Gather all lines from the material that contain "this".

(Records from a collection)
%%

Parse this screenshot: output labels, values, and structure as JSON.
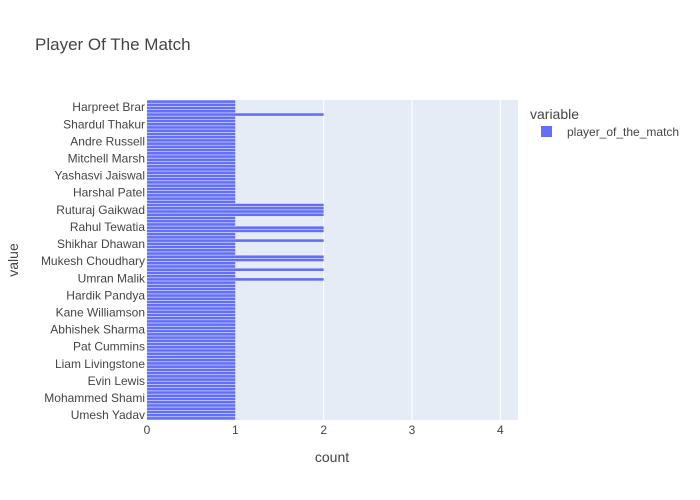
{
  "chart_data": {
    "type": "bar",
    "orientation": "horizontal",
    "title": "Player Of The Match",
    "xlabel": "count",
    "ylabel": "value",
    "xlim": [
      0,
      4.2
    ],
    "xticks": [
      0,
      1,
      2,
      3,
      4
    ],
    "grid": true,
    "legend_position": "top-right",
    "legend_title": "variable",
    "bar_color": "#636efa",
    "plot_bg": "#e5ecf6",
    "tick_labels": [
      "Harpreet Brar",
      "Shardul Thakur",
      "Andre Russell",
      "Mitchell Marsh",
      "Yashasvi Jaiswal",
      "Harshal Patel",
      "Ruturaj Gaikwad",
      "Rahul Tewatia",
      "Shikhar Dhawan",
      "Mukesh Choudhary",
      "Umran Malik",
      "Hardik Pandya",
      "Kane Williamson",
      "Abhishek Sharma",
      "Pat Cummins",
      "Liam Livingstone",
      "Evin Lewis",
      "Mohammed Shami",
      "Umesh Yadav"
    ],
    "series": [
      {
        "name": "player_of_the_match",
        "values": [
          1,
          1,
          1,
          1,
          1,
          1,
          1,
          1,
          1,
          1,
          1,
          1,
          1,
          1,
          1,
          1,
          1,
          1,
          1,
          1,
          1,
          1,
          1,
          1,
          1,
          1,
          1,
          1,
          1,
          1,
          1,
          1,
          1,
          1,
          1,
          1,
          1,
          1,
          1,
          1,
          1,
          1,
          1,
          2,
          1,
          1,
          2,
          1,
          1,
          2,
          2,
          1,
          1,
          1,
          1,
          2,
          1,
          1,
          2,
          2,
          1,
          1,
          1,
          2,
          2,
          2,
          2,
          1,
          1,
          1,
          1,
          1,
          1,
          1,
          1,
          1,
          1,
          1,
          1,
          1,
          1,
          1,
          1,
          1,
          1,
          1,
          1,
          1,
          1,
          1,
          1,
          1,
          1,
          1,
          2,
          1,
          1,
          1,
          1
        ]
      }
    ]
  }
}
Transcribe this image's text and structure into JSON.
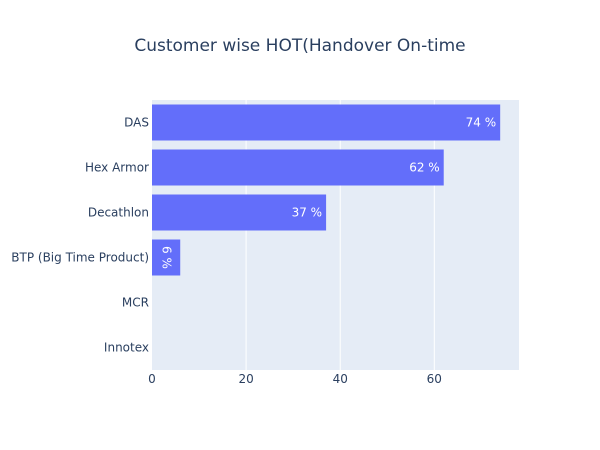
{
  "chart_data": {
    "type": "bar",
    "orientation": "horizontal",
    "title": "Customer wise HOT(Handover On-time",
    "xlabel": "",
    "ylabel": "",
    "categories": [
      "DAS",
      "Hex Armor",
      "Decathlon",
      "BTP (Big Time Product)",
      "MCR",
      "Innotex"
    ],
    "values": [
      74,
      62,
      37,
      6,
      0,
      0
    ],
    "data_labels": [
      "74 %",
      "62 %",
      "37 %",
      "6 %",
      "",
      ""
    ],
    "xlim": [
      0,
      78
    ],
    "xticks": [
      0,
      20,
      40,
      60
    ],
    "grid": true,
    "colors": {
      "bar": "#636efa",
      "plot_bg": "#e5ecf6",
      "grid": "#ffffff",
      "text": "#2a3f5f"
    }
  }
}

%%

ANSWER:
Parse this screenshot: output labels, values, and structure as JSON.
Transcribe this image's text and structure into JSON.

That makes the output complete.